GIVEN EXERCISE> Report the total number of lines that include the string "Extract", without any other text.

Dataset listings of figures

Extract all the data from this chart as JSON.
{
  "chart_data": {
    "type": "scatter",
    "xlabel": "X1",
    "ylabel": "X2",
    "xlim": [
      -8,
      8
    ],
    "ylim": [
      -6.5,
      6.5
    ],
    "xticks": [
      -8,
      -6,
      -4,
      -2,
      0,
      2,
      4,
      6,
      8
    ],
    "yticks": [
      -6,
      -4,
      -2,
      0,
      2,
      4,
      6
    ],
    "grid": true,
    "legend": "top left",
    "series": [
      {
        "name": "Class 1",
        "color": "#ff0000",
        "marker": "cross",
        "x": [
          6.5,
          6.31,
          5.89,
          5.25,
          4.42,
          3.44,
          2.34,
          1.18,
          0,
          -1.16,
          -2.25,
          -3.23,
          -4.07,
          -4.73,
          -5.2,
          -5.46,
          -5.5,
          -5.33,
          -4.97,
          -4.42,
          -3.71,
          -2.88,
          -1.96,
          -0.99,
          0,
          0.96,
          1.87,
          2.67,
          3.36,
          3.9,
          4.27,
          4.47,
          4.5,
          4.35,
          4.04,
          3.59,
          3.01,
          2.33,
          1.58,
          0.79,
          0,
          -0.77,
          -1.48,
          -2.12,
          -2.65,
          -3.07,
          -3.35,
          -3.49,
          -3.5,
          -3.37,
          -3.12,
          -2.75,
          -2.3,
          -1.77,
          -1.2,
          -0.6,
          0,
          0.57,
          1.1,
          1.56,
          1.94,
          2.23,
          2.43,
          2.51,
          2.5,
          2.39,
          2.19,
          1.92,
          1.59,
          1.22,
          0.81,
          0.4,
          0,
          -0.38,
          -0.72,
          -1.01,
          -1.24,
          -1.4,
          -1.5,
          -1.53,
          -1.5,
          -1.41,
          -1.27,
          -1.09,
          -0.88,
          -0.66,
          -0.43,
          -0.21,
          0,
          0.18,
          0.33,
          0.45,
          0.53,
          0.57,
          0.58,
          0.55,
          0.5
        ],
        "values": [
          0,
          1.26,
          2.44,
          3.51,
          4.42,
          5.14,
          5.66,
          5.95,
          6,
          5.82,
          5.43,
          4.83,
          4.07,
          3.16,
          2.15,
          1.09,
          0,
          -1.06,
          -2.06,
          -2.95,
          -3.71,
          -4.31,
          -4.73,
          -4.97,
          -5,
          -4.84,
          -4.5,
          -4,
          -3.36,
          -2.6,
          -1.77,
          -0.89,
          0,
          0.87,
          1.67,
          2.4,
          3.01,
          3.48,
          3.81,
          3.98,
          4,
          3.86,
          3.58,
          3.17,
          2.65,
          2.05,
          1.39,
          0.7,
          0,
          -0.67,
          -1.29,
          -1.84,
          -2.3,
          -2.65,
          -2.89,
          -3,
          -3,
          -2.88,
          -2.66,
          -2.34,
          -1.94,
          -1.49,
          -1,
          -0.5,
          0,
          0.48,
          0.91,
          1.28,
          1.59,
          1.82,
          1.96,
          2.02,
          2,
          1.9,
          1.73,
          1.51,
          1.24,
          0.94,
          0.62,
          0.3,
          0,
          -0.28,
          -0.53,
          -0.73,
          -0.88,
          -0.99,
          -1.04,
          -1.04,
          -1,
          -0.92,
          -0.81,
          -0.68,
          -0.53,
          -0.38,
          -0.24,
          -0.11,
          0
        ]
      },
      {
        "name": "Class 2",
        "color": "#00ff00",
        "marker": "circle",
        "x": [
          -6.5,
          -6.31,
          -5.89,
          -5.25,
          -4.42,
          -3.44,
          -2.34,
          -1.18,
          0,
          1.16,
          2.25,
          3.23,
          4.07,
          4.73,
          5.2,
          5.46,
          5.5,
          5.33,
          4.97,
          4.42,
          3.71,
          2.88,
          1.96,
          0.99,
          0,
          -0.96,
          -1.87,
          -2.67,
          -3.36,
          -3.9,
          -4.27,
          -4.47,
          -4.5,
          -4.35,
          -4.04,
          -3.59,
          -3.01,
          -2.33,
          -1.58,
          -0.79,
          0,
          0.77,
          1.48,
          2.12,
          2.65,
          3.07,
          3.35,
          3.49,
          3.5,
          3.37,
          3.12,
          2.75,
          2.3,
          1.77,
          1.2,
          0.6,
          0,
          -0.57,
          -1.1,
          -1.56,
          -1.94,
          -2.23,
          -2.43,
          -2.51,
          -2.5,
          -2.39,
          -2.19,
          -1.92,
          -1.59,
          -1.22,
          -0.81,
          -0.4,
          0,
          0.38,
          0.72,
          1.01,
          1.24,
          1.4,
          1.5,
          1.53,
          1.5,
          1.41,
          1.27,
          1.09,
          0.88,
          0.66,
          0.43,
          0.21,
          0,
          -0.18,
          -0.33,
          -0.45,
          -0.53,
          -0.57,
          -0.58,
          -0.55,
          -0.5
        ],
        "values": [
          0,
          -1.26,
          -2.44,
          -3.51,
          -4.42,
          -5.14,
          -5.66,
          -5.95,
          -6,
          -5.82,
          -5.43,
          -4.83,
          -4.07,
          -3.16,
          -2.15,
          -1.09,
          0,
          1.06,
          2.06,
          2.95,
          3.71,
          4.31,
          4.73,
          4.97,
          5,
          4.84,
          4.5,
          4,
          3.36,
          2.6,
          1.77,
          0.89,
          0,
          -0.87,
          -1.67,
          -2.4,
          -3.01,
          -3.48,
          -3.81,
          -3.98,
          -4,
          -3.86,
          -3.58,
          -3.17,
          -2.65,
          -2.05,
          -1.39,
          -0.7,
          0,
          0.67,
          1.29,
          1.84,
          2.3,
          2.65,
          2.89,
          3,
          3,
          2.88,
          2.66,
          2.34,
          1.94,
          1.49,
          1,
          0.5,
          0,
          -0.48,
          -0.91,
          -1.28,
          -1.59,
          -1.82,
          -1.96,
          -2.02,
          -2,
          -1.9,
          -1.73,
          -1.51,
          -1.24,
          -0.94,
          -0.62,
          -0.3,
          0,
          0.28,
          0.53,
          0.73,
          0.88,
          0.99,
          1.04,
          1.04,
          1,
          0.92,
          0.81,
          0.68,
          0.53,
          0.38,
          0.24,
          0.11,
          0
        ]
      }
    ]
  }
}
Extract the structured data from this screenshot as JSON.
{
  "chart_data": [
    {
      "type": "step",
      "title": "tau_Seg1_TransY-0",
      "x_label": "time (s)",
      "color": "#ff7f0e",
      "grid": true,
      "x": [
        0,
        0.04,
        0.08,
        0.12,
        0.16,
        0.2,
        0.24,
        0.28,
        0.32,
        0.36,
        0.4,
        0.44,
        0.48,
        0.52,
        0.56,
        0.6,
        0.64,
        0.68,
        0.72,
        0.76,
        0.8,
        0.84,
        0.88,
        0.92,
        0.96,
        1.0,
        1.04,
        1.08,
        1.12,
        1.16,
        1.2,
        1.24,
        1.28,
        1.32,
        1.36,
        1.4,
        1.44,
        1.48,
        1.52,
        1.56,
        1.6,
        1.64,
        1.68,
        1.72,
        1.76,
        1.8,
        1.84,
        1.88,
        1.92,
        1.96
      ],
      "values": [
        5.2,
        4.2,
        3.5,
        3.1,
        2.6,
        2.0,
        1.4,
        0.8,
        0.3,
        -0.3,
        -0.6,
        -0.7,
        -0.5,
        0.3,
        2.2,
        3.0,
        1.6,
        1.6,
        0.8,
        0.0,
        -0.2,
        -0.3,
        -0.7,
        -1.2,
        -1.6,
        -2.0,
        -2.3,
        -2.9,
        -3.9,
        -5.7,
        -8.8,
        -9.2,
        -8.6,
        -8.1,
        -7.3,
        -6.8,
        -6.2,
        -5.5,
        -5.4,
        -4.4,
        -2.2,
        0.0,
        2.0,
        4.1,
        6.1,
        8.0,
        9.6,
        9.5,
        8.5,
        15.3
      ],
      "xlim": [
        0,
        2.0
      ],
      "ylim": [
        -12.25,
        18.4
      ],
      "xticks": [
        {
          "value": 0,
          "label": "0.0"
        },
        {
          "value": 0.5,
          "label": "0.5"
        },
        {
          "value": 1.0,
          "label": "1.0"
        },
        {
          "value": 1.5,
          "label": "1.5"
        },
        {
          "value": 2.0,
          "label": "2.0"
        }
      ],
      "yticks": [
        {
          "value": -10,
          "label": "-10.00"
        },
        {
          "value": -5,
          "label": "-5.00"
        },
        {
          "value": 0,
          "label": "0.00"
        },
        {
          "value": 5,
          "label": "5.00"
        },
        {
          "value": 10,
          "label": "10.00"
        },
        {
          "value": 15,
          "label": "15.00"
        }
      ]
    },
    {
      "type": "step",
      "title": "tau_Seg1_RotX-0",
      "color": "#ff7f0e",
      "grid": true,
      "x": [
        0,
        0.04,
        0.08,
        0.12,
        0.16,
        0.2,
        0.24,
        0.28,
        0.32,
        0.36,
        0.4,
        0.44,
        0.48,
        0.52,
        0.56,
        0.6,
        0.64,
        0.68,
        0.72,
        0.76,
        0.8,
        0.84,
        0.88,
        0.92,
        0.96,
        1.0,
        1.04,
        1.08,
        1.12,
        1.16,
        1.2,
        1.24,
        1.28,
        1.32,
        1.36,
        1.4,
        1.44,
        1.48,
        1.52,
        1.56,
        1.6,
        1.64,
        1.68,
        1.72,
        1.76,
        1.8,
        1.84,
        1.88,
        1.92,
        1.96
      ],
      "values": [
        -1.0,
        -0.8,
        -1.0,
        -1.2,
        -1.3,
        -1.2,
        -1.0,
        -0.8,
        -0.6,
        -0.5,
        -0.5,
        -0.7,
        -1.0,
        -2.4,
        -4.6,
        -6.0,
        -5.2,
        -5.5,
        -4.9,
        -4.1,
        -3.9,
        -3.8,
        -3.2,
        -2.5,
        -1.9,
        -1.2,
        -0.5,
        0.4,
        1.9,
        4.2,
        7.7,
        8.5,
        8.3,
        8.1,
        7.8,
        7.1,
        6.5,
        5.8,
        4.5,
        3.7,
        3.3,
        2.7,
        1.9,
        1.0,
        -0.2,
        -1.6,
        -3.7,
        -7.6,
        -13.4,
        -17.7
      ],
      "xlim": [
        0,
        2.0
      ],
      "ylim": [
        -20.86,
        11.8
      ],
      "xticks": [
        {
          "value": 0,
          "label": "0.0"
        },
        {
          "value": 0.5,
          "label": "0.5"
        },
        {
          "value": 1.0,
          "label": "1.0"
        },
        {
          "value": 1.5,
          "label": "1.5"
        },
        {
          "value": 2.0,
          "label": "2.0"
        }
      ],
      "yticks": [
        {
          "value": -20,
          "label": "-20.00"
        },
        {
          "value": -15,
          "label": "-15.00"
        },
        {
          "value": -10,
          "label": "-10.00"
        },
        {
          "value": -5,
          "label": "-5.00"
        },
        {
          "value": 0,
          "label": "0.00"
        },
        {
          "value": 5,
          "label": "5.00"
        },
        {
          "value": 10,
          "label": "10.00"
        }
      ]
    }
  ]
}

ANSWER IN FULL> 2